** start Data provided **
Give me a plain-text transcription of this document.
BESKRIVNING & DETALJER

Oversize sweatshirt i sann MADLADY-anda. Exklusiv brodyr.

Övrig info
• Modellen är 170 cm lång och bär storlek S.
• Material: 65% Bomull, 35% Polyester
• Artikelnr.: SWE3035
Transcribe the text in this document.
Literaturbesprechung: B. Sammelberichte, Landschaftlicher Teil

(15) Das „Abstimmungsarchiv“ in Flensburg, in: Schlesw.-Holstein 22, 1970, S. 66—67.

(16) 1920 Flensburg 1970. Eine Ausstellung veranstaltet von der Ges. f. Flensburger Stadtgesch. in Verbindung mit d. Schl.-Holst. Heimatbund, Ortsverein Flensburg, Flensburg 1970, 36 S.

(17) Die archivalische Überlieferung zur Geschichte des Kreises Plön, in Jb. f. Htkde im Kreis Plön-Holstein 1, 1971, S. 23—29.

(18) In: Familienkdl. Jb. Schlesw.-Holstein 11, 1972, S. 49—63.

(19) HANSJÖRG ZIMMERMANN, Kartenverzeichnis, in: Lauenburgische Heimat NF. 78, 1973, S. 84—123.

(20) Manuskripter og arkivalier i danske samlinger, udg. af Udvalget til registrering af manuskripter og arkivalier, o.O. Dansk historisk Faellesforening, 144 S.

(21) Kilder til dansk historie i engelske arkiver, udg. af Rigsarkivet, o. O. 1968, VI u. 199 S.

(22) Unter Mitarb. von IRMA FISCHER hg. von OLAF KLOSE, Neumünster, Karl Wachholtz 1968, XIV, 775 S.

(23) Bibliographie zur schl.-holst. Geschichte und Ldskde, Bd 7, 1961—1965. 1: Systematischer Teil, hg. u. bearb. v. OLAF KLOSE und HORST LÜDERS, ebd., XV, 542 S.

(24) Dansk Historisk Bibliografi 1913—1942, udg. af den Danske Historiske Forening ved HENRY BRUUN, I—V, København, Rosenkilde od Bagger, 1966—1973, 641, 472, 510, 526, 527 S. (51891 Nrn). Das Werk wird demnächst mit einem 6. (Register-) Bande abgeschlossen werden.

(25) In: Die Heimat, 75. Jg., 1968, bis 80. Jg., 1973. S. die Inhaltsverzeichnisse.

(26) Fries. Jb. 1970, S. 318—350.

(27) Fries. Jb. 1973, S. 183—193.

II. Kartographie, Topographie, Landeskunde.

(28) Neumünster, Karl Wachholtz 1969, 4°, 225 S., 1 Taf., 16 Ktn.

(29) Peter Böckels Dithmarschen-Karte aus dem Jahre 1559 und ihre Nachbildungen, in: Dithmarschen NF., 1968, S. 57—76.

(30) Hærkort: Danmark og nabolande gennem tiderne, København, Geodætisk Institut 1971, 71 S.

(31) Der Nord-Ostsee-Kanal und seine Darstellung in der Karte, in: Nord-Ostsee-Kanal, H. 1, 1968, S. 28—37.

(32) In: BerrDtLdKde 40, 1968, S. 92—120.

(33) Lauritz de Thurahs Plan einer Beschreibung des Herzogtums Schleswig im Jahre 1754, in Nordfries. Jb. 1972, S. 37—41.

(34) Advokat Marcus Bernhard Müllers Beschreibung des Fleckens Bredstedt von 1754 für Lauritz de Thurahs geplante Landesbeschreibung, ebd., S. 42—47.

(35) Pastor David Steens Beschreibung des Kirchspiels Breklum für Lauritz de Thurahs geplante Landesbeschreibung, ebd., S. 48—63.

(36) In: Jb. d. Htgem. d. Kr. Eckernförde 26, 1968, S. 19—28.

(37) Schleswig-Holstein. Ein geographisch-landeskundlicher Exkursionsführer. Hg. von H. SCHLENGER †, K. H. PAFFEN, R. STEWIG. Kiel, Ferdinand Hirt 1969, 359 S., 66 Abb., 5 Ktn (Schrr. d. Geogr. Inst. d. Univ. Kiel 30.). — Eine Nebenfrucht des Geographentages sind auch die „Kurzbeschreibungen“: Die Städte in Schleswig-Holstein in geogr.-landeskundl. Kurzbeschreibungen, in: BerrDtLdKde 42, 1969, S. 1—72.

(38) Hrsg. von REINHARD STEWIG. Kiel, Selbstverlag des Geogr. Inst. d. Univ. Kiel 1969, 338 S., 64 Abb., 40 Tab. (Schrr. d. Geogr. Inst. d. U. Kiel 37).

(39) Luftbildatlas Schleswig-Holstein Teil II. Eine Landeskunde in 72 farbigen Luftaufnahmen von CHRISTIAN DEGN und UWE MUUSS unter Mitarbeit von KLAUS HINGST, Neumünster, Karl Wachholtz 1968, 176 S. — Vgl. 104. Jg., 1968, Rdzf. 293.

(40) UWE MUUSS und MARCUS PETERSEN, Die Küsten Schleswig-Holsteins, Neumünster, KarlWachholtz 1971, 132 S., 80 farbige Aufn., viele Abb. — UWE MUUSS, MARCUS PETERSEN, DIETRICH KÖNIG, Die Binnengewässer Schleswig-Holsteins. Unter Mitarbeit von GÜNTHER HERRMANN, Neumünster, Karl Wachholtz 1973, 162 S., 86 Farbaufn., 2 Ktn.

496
** end Data provided **
Set task: Give only the number of lines in the preceding material that contain the string "OLAF".

The solution: 2